• _Goal_
The data must be written out once more, precisely as given.

• _Items from a dataset_
*****

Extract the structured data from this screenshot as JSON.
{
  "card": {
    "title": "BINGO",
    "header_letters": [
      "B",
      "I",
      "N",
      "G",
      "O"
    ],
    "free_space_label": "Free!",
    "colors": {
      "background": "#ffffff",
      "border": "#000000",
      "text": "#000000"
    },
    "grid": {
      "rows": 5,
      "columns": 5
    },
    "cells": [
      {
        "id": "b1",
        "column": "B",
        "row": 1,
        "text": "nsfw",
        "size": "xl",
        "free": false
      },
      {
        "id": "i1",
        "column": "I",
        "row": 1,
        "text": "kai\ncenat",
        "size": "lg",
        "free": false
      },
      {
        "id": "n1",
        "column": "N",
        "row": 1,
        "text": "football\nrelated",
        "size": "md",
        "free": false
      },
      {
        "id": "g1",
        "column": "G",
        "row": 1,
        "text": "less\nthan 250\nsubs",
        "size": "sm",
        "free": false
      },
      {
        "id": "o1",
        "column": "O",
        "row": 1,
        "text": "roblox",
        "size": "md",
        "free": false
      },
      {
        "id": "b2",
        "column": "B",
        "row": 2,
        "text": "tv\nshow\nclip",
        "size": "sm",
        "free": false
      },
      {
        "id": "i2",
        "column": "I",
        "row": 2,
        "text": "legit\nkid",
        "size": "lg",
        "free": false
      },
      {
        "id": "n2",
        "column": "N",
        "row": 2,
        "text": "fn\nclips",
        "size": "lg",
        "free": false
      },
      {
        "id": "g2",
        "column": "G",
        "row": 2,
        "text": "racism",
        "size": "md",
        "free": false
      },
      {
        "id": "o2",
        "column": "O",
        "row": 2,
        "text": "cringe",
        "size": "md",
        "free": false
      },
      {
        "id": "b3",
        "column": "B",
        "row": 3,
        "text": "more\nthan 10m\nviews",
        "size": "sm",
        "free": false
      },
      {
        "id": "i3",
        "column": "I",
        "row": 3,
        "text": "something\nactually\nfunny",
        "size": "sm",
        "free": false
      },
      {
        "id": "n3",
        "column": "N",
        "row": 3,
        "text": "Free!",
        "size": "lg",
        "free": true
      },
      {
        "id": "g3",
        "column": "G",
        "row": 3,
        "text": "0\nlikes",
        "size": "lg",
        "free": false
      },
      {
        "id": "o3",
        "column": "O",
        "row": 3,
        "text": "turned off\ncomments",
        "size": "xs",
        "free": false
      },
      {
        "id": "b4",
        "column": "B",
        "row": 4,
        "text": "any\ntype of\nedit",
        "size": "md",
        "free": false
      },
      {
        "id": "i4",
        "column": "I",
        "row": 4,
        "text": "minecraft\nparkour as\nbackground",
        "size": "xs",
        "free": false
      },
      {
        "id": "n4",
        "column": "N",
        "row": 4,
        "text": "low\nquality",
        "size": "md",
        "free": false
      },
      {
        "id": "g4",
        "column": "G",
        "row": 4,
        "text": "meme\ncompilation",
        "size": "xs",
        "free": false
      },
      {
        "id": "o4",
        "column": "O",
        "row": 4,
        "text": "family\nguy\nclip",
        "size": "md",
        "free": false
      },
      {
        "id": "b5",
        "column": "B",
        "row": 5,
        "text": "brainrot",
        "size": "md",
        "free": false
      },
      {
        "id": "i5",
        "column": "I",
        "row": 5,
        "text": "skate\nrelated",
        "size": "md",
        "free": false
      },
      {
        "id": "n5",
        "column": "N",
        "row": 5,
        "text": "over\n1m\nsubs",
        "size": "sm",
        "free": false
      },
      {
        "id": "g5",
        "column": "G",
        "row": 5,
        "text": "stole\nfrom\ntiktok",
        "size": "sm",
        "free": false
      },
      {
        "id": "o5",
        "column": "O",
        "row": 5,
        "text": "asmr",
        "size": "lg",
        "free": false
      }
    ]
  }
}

*****

• _Written solution_
Extract the structured data from this screenshot as JSON.
{
  "card": {
    "title": "BINGO",
    "header_letters": [
      "B",
      "I",
      "N",
      "G",
      "O"
    ],
    "free_space_label": "Free!",
    "colors": {
      "background": "#ffffff",
      "border": "#000000",
      "text": "#000000"
    },
    "grid": {
      "rows": 5,
      "columns": 5
    },
    "cells": [
      {
        "id": "b1",
        "column": "B",
        "row": 1,
        "text": "nsfw",
        "size": "xl",
        "free": false
      },
      {
        "id": "i1",
        "column": "I",
        "row": 1,
        "text": "kai\ncenat",
        "size": "lg",
        "free": false
      },
      {
        "id": "n1",
        "column": "N",
        "row": 1,
        "text": "football\nrelated",
        "size": "md",
        "free": false
      },
      {
        "id": "g1",
        "column": "G",
        "row": 1,
        "text": "less\nthan 250\nsubs",
        "size": "sm",
        "free": false
      },
      {
        "id": "o1",
        "column": "O",
        "row": 1,
        "text": "roblox",
        "size": "md",
        "free": false
      },
      {
        "id": "b2",
        "column": "B",
        "row": 2,
        "text": "tv\nshow\nclip",
        "size": "sm",
        "free": false
      },
      {
        "id": "i2",
        "column": "I",
        "row": 2,
        "text": "legit\nkid",
        "size": "lg",
        "free": false
      },
      {
        "id": "n2",
        "column": "N",
        "row": 2,
        "text": "fn\nclips",
        "size": "lg",
        "free": false
      },
      {
        "id": "g2",
        "column": "G",
        "row": 2,
        "text": "racism",
        "size": "md",
        "free": false
      },
      {
        "id": "o2",
        "column": "O",
        "row": 2,
        "text": "cringe",
        "size": "md",
        "free": false
      },
      {
        "id": "b3",
        "column": "B",
        "row": 3,
        "text": "more\nthan 10m\nviews",
        "size": "sm",
        "free": false
      },
      {
        "id": "i3",
        "column": "I",
        "row": 3,
        "text": "something\nactually\nfunny",
        "size": "sm",
        "free": false
      },
      {
        "id": "n3",
        "column": "N",
        "row": 3,
        "text": "Free!",
        "size": "lg",
        "free": true
      },
      {
        "id": "g3",
        "column": "G",
        "row": 3,
        "text": "0\nlikes",
        "size": "lg",
        "free": false
      },
      {
        "id": "o3",
        "column": "O",
        "row": 3,
        "text": "turned off\ncomments",
        "size": "xs",
        "free": false
      },
      {
        "id": "b4",
        "column": "B",
        "row": 4,
        "text": "any\ntype of\nedit",
        "size": "md",
        "free": false
      },
      {
        "id": "i4",
        "column": "I",
        "row": 4,
        "text": "minecraft\nparkour as\nbackground",
        "size": "xs",
        "free": false
      },
      {
        "id": "n4",
        "column": "N",
        "row": 4,
        "text": "low\nquality",
        "size": "md",
        "free": false
      },
      {
        "id": "g4",
        "column": "G",
        "row": 4,
        "text": "meme\ncompilation",
        "size": "xs",
        "free": false
      },
      {
        "id": "o4",
        "column": "O",
        "row": 4,
        "text": "family\nguy\nclip",
        "size": "md",
        "free": false
      },
      {
        "id": "b5",
        "column": "B",
        "row": 5,
        "text": "brainrot",
        "size": "md",
        "free": false
      },
      {
        "id": "i5",
        "column": "I",
        "row": 5,
        "text": "skate\nrelated",
        "size": "md",
        "free": false
      },
      {
        "id": "n5",
        "column": "N",
        "row": 5,
        "text": "over\n1m\nsubs",
        "size": "sm",
        "free": false
      },
      {
        "id": "g5",
        "column": "G",
        "row": 5,
        "text": "stole\nfrom\ntiktok",
        "size": "sm",
        "free": false
      },
      {
        "id": "o5",
        "column": "O",
        "row": 5,
        "text": "asmr",
        "size": "lg",
        "free": false
      }
    ]
  }
}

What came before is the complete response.